» **REQUIRED TASK**
Copy the lines below as they are; omit the images they contain.

-----

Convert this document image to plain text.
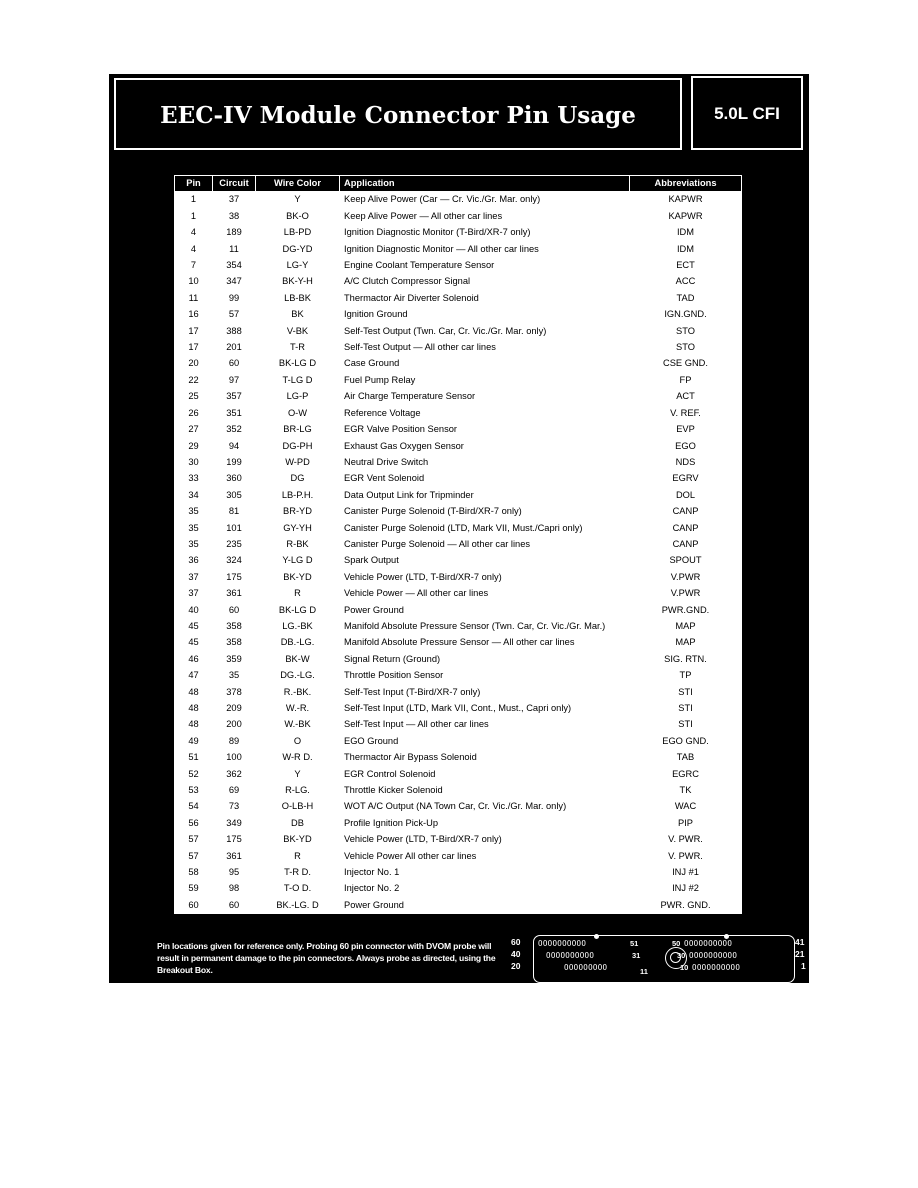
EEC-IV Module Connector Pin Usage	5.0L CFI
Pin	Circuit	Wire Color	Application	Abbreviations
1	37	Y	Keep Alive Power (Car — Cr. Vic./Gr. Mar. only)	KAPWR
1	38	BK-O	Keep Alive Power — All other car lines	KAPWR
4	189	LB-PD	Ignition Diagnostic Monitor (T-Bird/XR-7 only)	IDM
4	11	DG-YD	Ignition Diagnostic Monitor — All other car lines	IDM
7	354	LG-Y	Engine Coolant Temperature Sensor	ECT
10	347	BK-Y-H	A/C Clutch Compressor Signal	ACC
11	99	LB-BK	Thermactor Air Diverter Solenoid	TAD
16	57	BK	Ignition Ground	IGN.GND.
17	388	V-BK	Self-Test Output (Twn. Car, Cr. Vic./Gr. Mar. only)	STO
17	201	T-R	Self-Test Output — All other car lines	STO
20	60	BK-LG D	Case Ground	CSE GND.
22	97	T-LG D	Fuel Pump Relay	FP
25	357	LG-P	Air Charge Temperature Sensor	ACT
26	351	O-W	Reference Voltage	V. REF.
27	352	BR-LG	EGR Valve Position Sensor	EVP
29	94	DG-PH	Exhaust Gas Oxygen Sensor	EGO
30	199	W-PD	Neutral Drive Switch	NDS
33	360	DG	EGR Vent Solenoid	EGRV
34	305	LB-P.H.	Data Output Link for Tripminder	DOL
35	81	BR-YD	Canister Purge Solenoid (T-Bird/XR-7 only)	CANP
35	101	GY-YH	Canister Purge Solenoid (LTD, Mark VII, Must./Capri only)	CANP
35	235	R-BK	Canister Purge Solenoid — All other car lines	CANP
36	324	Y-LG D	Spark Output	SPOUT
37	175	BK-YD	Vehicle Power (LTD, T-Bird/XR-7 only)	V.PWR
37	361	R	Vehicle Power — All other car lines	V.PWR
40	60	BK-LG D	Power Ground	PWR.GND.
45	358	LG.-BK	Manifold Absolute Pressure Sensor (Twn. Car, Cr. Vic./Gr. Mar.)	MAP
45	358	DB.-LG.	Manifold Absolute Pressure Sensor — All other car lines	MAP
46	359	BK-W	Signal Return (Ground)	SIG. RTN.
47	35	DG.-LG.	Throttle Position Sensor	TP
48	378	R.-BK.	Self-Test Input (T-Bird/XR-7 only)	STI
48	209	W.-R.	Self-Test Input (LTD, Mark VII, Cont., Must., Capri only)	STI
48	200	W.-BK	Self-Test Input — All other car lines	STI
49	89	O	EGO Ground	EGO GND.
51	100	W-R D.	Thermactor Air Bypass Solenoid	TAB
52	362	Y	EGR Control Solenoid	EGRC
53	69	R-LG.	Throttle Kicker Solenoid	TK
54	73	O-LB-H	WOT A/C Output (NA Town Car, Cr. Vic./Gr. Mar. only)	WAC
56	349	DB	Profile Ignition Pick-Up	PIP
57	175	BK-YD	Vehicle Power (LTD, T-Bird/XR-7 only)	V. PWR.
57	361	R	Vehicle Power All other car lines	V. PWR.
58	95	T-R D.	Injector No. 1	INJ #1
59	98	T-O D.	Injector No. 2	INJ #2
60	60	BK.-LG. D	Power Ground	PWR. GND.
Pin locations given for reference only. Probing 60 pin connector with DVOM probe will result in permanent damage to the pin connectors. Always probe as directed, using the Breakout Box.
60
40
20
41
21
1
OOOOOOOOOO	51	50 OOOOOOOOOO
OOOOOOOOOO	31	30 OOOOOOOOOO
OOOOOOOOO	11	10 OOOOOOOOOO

-----

» **EXPECTED ANSWER**
Convert this document image to plain text.
EEC-IV Module Connector Pin Usage	5.0L CFI
Pin	Circuit	Wire Color	Application	Abbreviations
1	37	Y	Keep Alive Power (Car — Cr. Vic./Gr. Mar. only)	KAPWR
1	38	BK-O	Keep Alive Power — All other car lines	KAPWR
4	189	LB-PD	Ignition Diagnostic Monitor (T-Bird/XR-7 only)	IDM
4	11	DG-YD	Ignition Diagnostic Monitor — All other car lines	IDM
7	354	LG-Y	Engine Coolant Temperature Sensor	ECT
10	347	BK-Y-H	A/C Clutch Compressor Signal	ACC
11	99	LB-BK	Thermactor Air Diverter Solenoid	TAD
16	57	BK	Ignition Ground	IGN.GND.
17	388	V-BK	Self-Test Output (Twn. Car, Cr. Vic./Gr. Mar. only)	STO
17	201	T-R	Self-Test Output — All other car lines	STO
20	60	BK-LG D	Case Ground	CSE GND.
22	97	T-LG D	Fuel Pump Relay	FP
25	357	LG-P	Air Charge Temperature Sensor	ACT
26	351	O-W	Reference Voltage	V. REF.
27	352	BR-LG	EGR Valve Position Sensor	EVP
29	94	DG-PH	Exhaust Gas Oxygen Sensor	EGO
30	199	W-PD	Neutral Drive Switch	NDS
33	360	DG	EGR Vent Solenoid	EGRV
34	305	LB-P.H.	Data Output Link for Tripminder	DOL
35	81	BR-YD	Canister Purge Solenoid (T-Bird/XR-7 only)	CANP
35	101	GY-YH	Canister Purge Solenoid (LTD, Mark VII, Must./Capri only)	CANP
35	235	R-BK	Canister Purge Solenoid — All other car lines	CANP
36	324	Y-LG D	Spark Output	SPOUT
37	175	BK-YD	Vehicle Power (LTD, T-Bird/XR-7 only)	V.PWR
37	361	R	Vehicle Power — All other car lines	V.PWR
40	60	BK-LG D	Power Ground	PWR.GND.
45	358	LG.-BK	Manifold Absolute Pressure Sensor (Twn. Car, Cr. Vic./Gr. Mar.)	MAP
45	358	DB.-LG.	Manifold Absolute Pressure Sensor — All other car lines	MAP
46	359	BK-W	Signal Return (Ground)	SIG. RTN.
47	35	DG.-LG.	Throttle Position Sensor	TP
48	378	R.-BK.	Self-Test Input (T-Bird/XR-7 only)	STI
48	209	W.-R.	Self-Test Input (LTD, Mark VII, Cont., Must., Capri only)	STI
48	200	W.-BK	Self-Test Input — All other car lines	STI
49	89	O	EGO Ground	EGO GND.
51	100	W-R D.	Thermactor Air Bypass Solenoid	TAB
52	362	Y	EGR Control Solenoid	EGRC
53	69	R-LG.	Throttle Kicker Solenoid	TK
54	73	O-LB-H	WOT A/C Output (NA Town Car, Cr. Vic./Gr. Mar. only)	WAC
56	349	DB	Profile Ignition Pick-Up	PIP
57	175	BK-YD	Vehicle Power (LTD, T-Bird/XR-7 only)	V. PWR.
57	361	R	Vehicle Power All other car lines	V. PWR.
58	95	T-R D.	Injector No. 1	INJ #1
59	98	T-O D.	Injector No. 2	INJ #2
60	60	BK.-LG. D	Power Ground	PWR. GND.
Pin locations given for reference only. Probing 60 pin connector with DVOM probe will result in permanent damage to the pin connectors. Always probe as directed, using the Breakout Box.
60
40
20
41
21
1
OOOOOOOOOO	51	50 OOOOOOOOOO
OOOOOOOOOO	31	30 OOOOOOOOOO
OOOOOOOOO	11	10 OOOOOOOOOO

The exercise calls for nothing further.